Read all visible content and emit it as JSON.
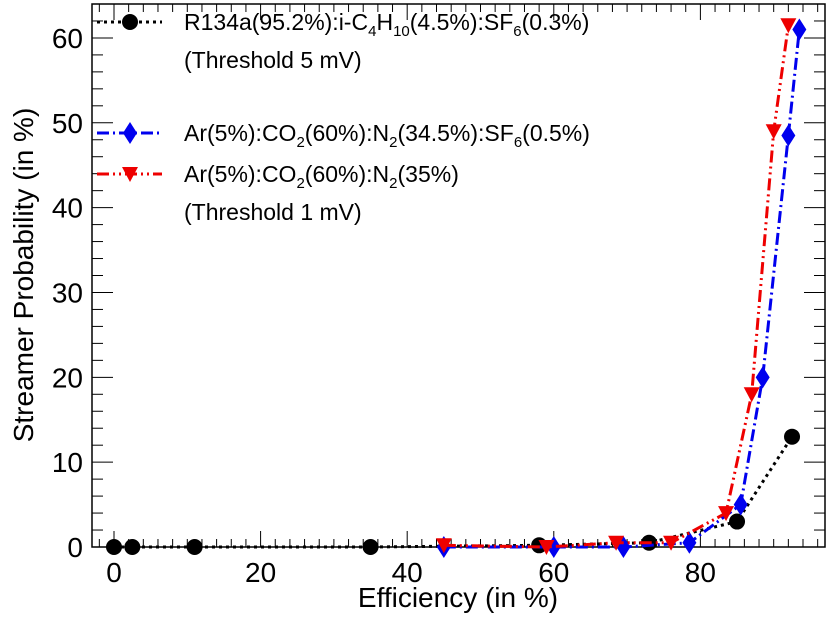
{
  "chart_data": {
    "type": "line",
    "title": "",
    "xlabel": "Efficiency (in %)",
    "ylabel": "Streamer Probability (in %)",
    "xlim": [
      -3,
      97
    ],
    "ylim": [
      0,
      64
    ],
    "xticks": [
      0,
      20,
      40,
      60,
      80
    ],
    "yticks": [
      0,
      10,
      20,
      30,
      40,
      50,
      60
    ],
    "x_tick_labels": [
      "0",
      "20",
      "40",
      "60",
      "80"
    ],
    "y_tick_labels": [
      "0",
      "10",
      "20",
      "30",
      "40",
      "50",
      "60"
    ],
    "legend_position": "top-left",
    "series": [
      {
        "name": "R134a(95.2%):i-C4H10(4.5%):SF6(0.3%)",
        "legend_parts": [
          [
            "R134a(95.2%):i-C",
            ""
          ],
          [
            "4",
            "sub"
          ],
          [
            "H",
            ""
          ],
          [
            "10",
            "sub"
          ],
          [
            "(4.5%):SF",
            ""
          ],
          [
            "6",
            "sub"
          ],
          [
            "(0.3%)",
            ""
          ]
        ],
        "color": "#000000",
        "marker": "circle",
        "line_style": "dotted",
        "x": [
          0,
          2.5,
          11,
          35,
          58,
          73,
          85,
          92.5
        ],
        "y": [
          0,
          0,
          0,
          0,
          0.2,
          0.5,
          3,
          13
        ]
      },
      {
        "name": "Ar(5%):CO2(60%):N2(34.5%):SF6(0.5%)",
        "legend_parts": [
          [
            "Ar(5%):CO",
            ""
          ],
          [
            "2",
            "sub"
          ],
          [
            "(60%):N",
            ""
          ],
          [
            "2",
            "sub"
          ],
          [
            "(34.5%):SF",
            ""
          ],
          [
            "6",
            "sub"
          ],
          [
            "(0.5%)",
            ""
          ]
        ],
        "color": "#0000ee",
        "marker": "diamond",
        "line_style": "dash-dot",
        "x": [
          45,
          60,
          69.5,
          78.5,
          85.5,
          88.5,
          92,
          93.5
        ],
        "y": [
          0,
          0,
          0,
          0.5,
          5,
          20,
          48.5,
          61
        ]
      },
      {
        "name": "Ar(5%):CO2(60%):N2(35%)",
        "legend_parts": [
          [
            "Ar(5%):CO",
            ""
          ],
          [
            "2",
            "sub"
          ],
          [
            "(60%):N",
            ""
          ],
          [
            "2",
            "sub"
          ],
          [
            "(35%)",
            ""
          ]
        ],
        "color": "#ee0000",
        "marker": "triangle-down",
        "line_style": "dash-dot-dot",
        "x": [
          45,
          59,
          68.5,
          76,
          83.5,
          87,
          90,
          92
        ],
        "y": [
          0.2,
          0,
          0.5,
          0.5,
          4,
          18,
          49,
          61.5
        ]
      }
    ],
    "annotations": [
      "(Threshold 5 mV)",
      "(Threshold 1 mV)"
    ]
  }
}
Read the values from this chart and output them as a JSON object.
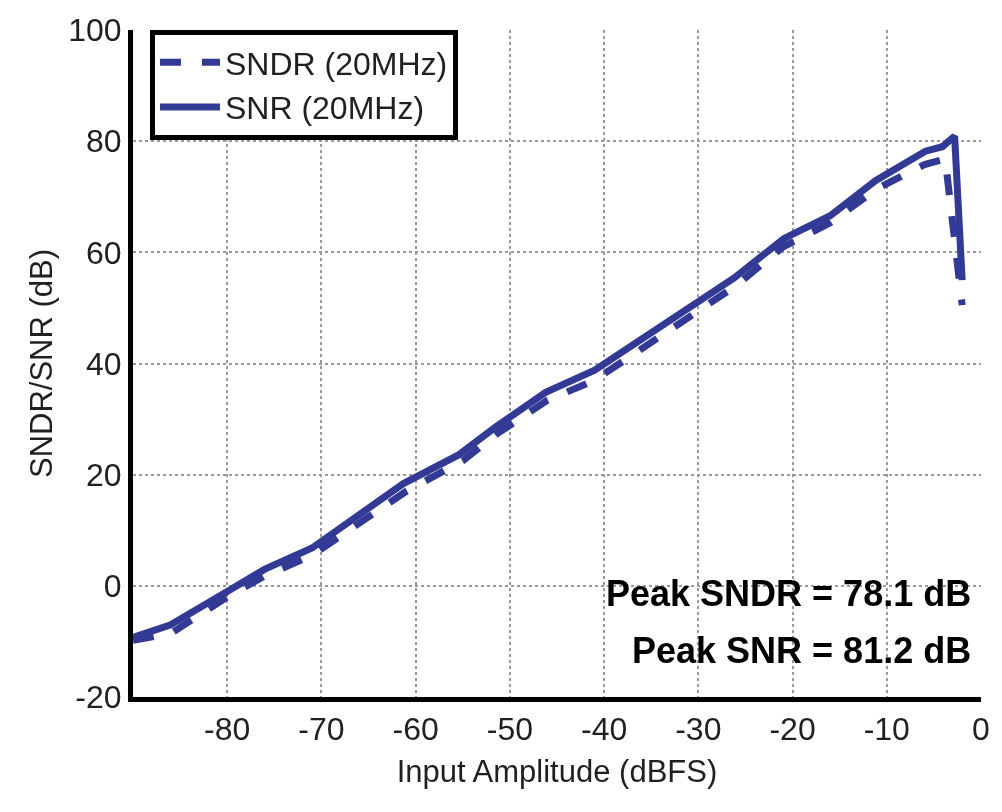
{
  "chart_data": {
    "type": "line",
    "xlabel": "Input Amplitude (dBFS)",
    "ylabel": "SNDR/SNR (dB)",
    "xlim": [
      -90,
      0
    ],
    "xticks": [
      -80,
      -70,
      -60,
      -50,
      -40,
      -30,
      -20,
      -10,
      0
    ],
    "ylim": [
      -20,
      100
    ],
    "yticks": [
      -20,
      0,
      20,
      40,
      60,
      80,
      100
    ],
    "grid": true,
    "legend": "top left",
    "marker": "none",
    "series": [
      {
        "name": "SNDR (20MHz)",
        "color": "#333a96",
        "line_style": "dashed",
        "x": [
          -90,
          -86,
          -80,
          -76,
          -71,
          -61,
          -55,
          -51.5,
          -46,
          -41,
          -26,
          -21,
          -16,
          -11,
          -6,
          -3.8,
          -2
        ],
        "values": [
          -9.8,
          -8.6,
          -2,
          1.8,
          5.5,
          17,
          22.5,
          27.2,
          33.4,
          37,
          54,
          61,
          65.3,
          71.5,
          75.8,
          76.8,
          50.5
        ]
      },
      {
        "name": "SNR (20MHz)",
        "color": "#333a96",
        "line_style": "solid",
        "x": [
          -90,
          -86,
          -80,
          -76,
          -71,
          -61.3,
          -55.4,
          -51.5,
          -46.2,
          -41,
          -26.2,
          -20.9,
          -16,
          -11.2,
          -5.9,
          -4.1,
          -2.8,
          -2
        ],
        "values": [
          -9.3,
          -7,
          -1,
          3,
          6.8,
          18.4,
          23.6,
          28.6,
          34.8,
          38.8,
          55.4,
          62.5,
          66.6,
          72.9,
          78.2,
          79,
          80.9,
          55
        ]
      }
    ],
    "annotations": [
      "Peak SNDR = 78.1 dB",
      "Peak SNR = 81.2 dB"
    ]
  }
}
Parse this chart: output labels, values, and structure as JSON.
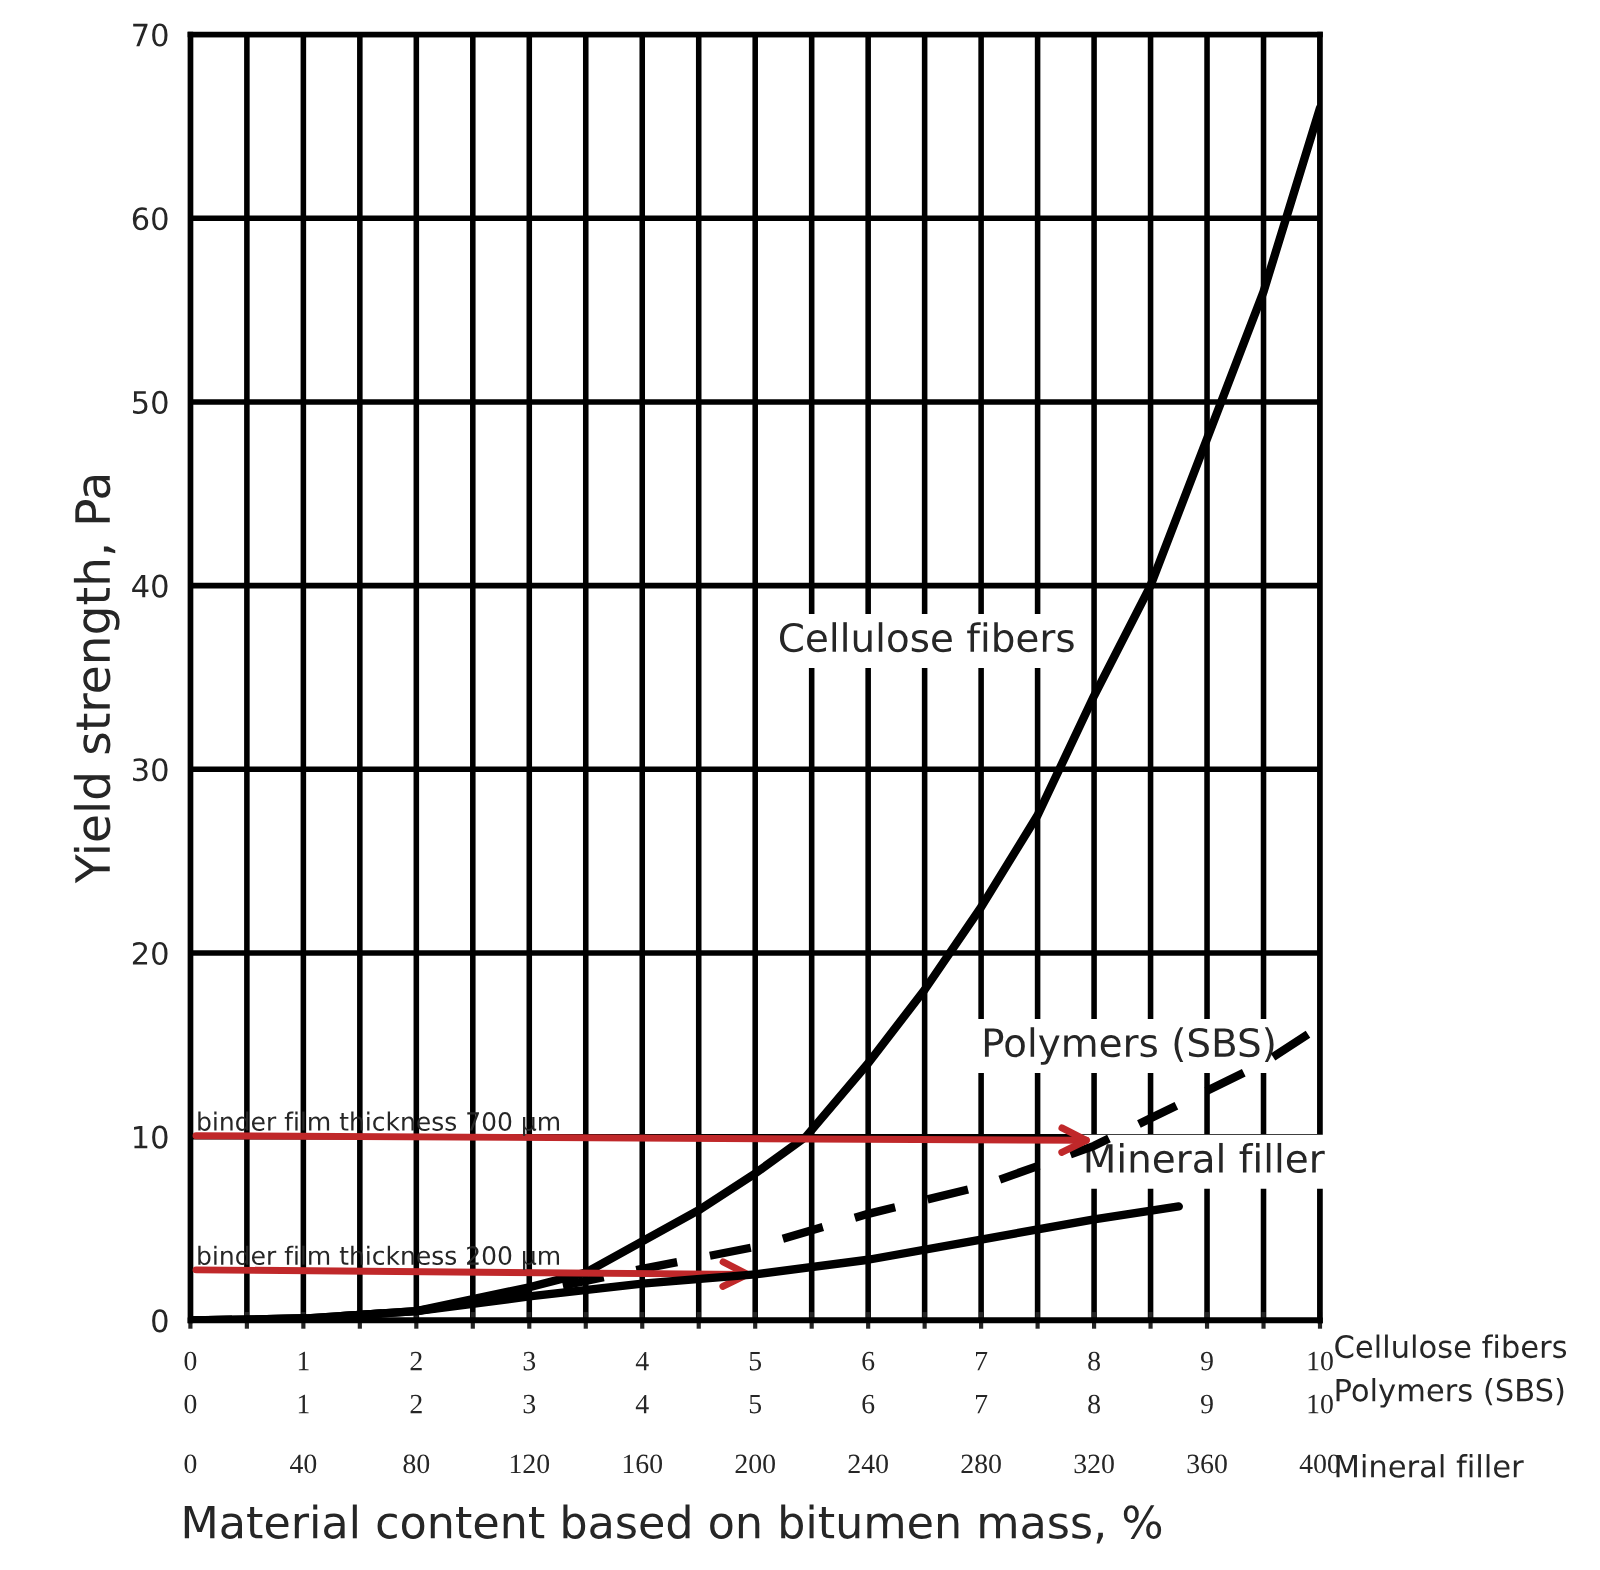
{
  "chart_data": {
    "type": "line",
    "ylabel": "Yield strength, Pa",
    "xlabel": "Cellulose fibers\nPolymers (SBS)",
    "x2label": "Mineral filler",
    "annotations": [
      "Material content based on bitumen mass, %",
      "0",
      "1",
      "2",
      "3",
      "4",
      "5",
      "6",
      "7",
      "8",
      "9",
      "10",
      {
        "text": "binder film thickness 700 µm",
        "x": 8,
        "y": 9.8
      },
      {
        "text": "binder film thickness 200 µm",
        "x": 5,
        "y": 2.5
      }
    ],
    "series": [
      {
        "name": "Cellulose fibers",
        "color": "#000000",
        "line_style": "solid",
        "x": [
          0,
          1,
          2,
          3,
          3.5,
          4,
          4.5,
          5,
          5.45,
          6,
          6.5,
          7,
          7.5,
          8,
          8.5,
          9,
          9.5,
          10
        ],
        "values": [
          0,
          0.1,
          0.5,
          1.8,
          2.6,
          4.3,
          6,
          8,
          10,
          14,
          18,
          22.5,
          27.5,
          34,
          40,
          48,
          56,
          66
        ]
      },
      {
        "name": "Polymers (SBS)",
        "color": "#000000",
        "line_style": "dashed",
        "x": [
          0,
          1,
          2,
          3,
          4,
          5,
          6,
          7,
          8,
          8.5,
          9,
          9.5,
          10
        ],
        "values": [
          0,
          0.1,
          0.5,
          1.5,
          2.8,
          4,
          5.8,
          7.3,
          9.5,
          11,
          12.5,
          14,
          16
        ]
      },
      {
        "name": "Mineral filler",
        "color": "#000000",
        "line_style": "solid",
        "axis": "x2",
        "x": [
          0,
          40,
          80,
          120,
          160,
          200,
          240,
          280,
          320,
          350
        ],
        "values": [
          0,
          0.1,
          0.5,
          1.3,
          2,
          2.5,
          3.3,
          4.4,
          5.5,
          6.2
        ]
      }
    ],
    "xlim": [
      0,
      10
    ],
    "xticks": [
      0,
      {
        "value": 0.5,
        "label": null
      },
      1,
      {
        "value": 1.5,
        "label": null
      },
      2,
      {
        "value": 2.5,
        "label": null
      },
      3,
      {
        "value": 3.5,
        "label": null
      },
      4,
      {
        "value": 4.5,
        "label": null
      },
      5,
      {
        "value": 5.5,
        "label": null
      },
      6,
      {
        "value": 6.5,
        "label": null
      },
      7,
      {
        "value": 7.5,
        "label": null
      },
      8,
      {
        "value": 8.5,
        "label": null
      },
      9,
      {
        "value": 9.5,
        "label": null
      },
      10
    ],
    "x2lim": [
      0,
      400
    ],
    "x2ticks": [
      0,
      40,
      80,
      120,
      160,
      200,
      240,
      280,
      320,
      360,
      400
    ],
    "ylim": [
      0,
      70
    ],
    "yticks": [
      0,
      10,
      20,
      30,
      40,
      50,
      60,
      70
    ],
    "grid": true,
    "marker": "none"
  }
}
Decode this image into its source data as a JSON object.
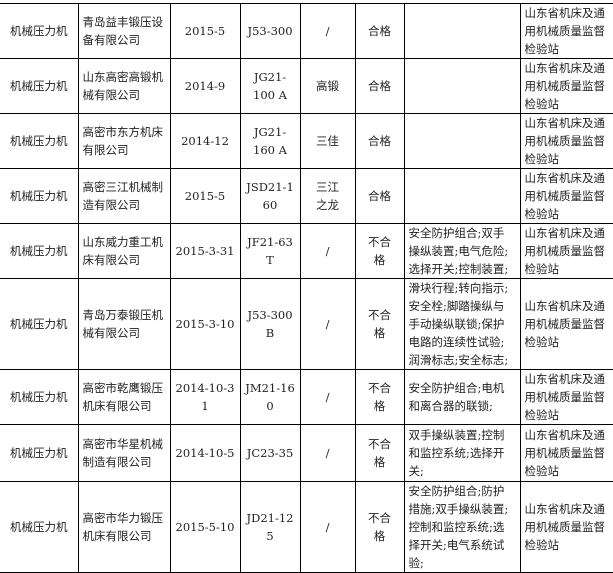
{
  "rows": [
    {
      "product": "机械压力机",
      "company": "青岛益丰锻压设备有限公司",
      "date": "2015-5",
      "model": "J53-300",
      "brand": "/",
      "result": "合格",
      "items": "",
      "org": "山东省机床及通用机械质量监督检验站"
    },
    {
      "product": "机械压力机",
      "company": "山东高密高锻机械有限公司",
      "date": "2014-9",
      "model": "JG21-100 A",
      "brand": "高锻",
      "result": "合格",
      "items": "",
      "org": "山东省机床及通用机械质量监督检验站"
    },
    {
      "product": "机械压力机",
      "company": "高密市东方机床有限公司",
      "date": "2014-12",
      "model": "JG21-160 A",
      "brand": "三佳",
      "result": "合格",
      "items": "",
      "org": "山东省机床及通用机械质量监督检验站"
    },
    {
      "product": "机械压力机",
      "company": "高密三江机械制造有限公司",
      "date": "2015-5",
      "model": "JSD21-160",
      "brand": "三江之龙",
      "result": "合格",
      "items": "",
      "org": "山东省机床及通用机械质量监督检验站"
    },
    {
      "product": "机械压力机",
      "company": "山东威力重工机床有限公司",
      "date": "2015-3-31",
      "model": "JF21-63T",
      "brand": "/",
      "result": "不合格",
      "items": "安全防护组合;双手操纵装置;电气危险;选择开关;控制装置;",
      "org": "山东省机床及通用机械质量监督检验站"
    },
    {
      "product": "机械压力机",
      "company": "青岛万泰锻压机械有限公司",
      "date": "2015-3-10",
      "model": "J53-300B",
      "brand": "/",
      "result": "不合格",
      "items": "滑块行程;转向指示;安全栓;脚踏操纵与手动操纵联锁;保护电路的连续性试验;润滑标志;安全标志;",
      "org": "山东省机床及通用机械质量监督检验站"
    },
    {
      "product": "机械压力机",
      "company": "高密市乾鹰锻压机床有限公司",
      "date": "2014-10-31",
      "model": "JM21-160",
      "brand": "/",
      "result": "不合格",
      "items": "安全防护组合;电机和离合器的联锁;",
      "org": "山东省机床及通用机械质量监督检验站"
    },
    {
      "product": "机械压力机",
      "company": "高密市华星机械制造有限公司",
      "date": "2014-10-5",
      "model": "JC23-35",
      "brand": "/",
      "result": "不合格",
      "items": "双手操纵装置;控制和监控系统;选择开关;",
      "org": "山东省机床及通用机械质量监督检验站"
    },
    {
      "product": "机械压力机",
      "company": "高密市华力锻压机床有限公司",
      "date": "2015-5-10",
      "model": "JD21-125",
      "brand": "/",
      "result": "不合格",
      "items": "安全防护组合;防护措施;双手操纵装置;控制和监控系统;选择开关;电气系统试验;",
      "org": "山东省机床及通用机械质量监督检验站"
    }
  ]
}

##########

What is being asked: Copy down every line of the material above that includes the string "选择开关".

Response to this task:
      "items": "安全防护组合;双手操纵装置;电气危险;选择开关;控制装置;",
      "items": "双手操纵装置;控制和监控系统;选择开关;",
      "items": "安全防护组合;防护措施;双手操纵装置;控制和监控系统;选择开关;电气系统试验;",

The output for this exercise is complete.